- Stated problem -
Extract every line from the records below that contains the word "controllers".

- Supplied data -
——————

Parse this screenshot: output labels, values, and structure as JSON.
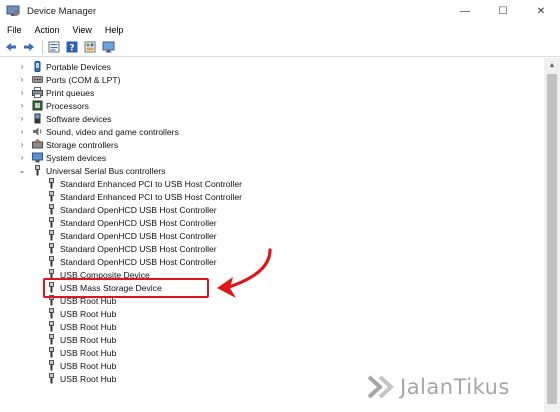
{
  "window": {
    "title": "Device Manager",
    "minimize": "—",
    "maximize": "☐",
    "close": "✕"
  },
  "menu": [
    "File",
    "Action",
    "View",
    "Help"
  ],
  "toolbar": [
    "back-icon",
    "forward-icon",
    "properties-icon",
    "help-icon",
    "view-icon",
    "monitor-icon"
  ],
  "tree": {
    "categories": [
      {
        "label": "Portable Devices",
        "icon": "portable-device-icon"
      },
      {
        "label": "Ports (COM & LPT)",
        "icon": "port-icon"
      },
      {
        "label": "Print queues",
        "icon": "printer-icon"
      },
      {
        "label": "Processors",
        "icon": "processor-icon"
      },
      {
        "label": "Software devices",
        "icon": "software-device-icon"
      },
      {
        "label": "Sound, video and game controllers",
        "icon": "sound-icon"
      },
      {
        "label": "Storage controllers",
        "icon": "storage-controller-icon"
      },
      {
        "label": "System devices",
        "icon": "system-device-icon"
      }
    ],
    "usb_category": {
      "label": "Universal Serial Bus controllers",
      "icon": "usb-icon",
      "expanded": true
    },
    "usb_devices": [
      "Standard Enhanced PCI to USB Host Controller",
      "Standard Enhanced PCI to USB Host Controller",
      "Standard OpenHCD USB Host Controller",
      "Standard OpenHCD USB Host Controller",
      "Standard OpenHCD USB Host Controller",
      "Standard OpenHCD USB Host Controller",
      "Standard OpenHCD USB Host Controller",
      "USB Composite Device",
      "USB Mass Storage Device",
      "USB Root Hub",
      "USB Root Hub",
      "USB Root Hub",
      "USB Root Hub",
      "USB Root Hub",
      "USB Root Hub",
      "USB Root Hub"
    ],
    "highlighted_device": "USB Mass Storage Device"
  },
  "annotation": {
    "color": "#e0151b"
  },
  "watermark": {
    "text": "JalanTikus"
  }
}
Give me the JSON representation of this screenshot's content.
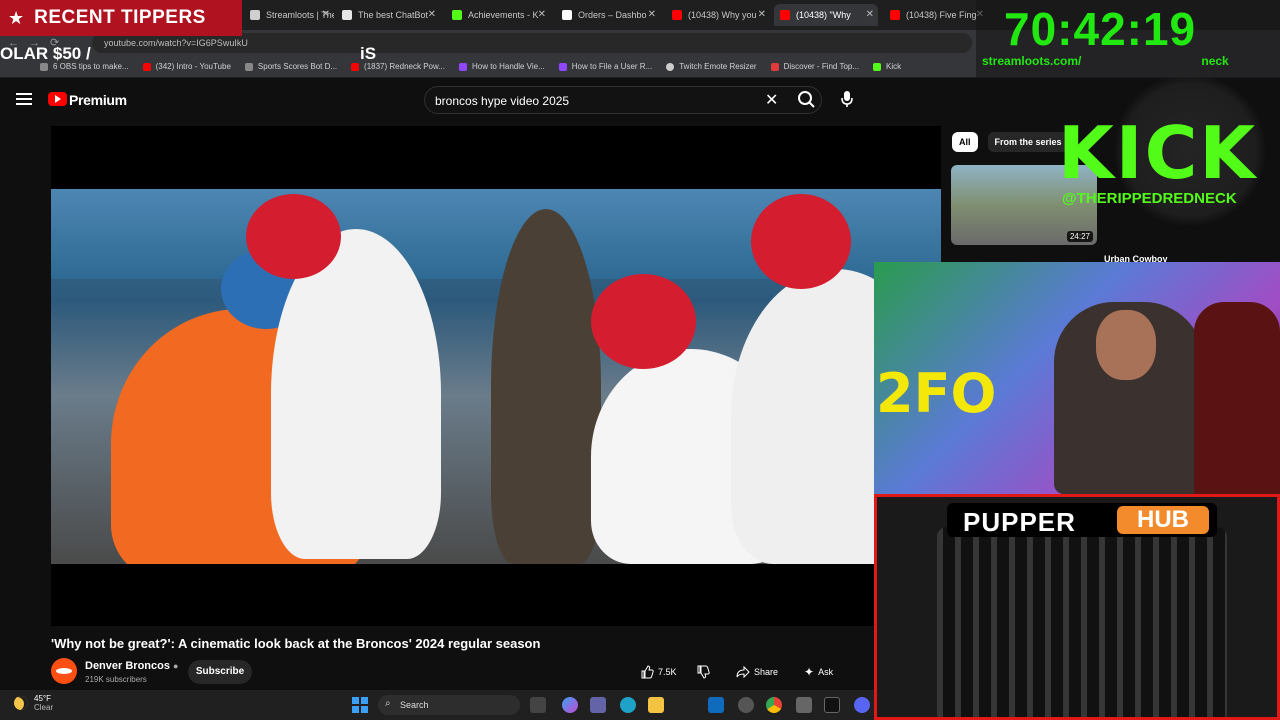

——————

- Right answer -
        "label": "Sound, video and game controllers",
        "label": "Storage controllers",
      "label": "Universal Serial Bus controllers",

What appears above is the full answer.